Do this: Faithfully return all lines, omitting every embedded picture.

Input material:
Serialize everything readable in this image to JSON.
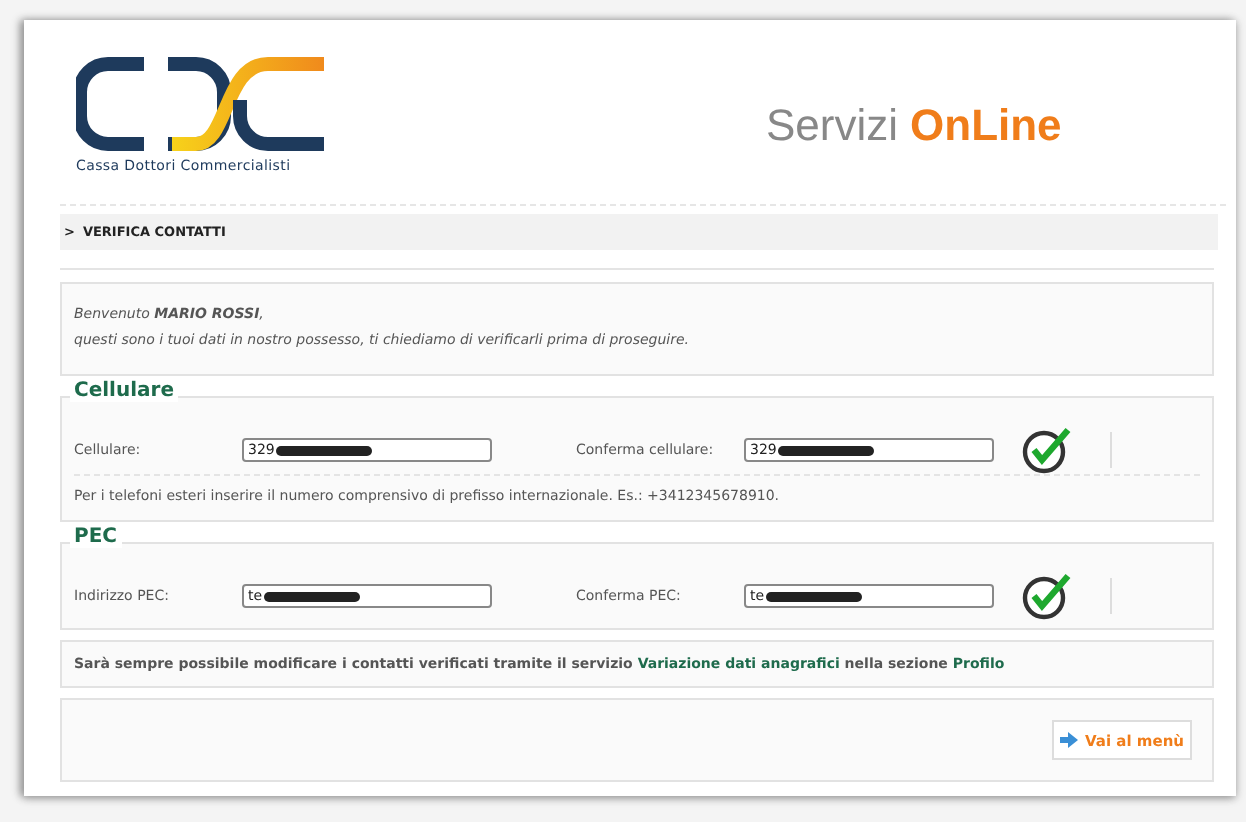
{
  "header": {
    "logo_caption": "Cassa Dottori Commercialisti",
    "title_plain": "Servizi",
    "title_accent": "OnLine"
  },
  "breadcrumb": {
    "marker": ">",
    "label": "VERIFICA CONTATTI"
  },
  "intro": {
    "greeting": "Benvenuto **MARIO ROSSI**,",
    "text": "questi sono i tuoi dati in nostro possesso, ti chiediamo di verificarli prima di proseguire."
  },
  "sections": [
    {
      "legend": "Cellulare",
      "label": "Cellulare:",
      "value": "329",
      "confirm_label": "Conferma cellulare:",
      "confirm_value": "329",
      "verified": true,
      "note": "Per i telefoni esteri inserire il numero comprensivo di prefisso internazionale. Es.: +3412345678910."
    },
    {
      "legend": "PEC",
      "label": "Indirizzo PEC:",
      "value": "te",
      "confirm_label": "Conferma PEC:",
      "confirm_value": "te",
      "verified": true
    }
  ],
  "notice": {
    "before": "Sarà sempre possibile modificare i contatti verificati tramite il servizio",
    "link1": "Variazione dati anagrafici",
    "middle": "nella sezione",
    "link2": "Profilo"
  },
  "button": {
    "label": "Vai al menù"
  }
}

Result:
Serialize everything readable in this image to JSON.
{
  "header": {
    "logo_caption": "Cassa Dottori Commercialisti",
    "title_plain": "Servizi",
    "title_accent": "OnLine"
  },
  "breadcrumb": {
    "marker": ">",
    "label": "VERIFICA CONTATTI"
  },
  "intro": {
    "greeting": "Benvenuto **MARIO ROSSI**,",
    "text": "questi sono i tuoi dati in nostro possesso, ti chiediamo di verificarli prima di proseguire."
  },
  "sections": [
    {
      "legend": "Cellulare",
      "label": "Cellulare:",
      "value": "329",
      "confirm_label": "Conferma cellulare:",
      "confirm_value": "329",
      "verified": true,
      "note": "Per i telefoni esteri inserire il numero comprensivo di prefisso internazionale. Es.: +3412345678910."
    },
    {
      "legend": "PEC",
      "label": "Indirizzo PEC:",
      "value": "te",
      "confirm_label": "Conferma PEC:",
      "confirm_value": "te",
      "verified": true
    }
  ],
  "notice": {
    "before": "Sarà sempre possibile modificare i contatti verificati tramite il servizio",
    "link1": "Variazione dati anagrafici",
    "middle": "nella sezione",
    "link2": "Profilo"
  },
  "button": {
    "label": "Vai al menù"
  }
}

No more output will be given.